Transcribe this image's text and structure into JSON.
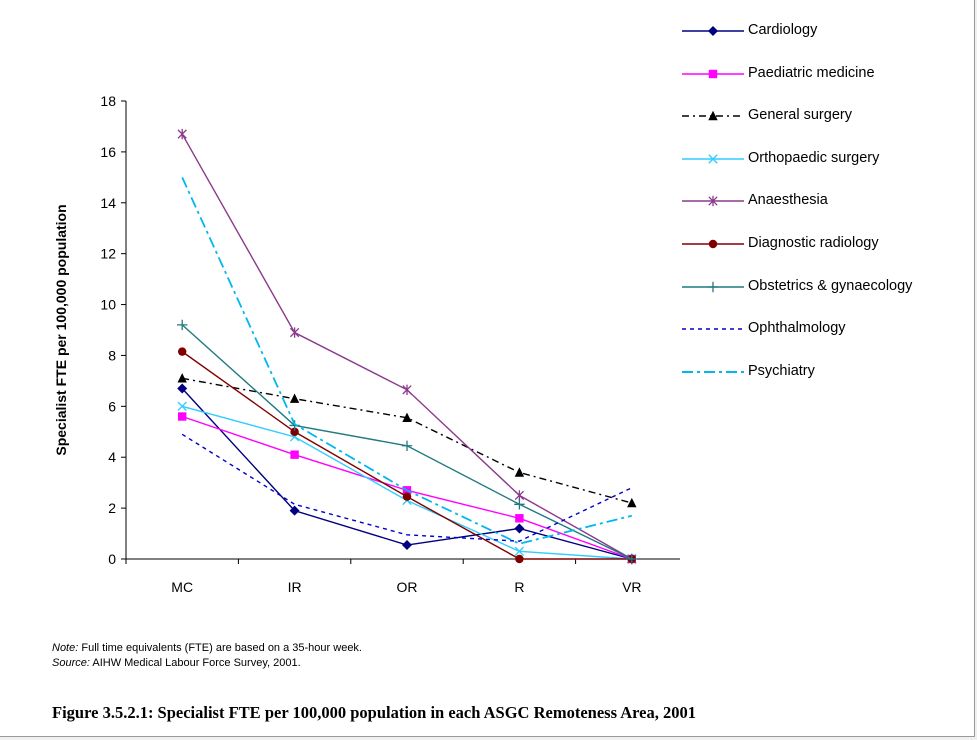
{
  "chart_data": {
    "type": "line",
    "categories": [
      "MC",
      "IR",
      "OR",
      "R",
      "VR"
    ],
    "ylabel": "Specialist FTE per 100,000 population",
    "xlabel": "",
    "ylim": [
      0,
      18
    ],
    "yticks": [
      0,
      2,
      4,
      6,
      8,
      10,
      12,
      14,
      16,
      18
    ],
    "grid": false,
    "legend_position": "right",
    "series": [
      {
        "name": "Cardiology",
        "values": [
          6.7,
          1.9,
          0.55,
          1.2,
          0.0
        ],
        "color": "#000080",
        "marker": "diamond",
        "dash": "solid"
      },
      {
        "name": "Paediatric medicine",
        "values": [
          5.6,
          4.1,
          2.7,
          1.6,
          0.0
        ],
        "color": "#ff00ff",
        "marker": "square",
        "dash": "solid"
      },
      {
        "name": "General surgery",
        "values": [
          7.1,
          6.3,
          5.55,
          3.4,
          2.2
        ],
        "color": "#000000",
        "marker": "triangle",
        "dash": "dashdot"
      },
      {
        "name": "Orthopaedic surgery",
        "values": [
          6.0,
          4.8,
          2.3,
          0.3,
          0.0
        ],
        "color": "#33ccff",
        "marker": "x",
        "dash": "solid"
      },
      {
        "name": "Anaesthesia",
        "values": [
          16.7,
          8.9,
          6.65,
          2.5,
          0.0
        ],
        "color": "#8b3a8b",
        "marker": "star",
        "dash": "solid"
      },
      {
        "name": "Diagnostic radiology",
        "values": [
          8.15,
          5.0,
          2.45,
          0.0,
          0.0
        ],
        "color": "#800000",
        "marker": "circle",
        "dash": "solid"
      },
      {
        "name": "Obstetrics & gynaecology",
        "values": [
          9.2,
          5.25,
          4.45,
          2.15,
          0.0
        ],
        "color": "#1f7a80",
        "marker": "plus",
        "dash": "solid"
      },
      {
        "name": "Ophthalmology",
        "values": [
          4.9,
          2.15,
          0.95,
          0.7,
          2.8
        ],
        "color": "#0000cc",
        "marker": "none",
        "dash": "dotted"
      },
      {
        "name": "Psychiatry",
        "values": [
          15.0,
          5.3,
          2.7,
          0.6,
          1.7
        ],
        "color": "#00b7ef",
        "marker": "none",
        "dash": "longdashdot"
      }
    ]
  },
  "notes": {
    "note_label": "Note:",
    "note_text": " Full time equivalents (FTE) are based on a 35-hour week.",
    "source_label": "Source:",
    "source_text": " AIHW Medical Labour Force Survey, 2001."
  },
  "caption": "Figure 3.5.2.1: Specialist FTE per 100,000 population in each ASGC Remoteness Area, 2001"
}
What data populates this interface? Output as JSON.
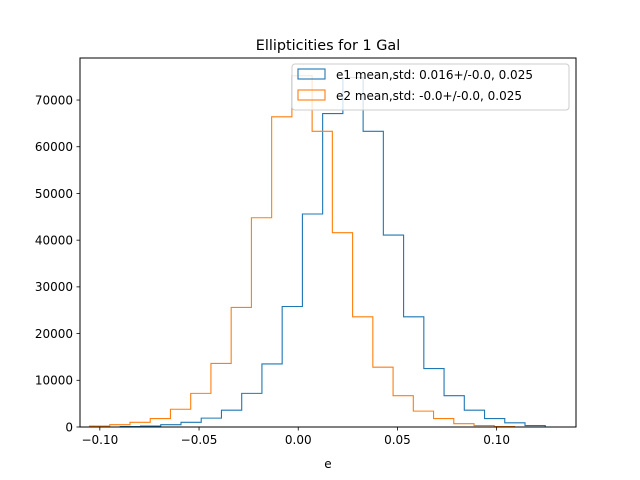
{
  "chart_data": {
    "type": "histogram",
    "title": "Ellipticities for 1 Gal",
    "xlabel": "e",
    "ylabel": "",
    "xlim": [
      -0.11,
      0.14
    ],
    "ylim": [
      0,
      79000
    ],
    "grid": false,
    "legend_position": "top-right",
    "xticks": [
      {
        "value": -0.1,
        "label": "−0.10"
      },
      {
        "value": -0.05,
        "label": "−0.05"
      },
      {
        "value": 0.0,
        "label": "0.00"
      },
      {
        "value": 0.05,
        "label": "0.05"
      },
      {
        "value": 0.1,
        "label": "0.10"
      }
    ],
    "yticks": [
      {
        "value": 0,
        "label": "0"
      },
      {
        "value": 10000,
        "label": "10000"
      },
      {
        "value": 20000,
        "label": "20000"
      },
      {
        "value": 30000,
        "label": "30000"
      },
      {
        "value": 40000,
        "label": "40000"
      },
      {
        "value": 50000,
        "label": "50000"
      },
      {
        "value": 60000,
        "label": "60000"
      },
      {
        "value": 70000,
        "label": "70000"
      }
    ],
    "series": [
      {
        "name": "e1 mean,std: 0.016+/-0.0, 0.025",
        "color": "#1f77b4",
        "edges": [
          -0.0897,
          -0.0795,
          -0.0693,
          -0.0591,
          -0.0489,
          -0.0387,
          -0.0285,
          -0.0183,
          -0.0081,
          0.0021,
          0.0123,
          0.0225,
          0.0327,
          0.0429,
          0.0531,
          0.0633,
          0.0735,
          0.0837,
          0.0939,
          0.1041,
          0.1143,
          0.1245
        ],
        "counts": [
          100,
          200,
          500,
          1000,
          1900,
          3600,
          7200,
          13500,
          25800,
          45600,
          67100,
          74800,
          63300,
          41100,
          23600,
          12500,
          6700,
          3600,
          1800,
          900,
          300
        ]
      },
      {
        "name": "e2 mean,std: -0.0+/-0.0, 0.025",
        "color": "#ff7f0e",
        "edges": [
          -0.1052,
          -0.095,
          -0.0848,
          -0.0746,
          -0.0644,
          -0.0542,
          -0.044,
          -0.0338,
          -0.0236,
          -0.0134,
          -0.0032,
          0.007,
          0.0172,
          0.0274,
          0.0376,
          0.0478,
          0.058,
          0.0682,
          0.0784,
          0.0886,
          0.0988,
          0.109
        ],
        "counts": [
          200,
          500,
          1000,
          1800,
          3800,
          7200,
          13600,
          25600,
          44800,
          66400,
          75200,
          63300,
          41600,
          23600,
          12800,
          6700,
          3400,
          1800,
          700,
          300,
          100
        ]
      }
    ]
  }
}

Short problem
Search the data above for the word "this", then gather each line in which it appears.

Task solution
Transcribe this image's text and structure into JSON.
What data populates this interface? Output as JSON.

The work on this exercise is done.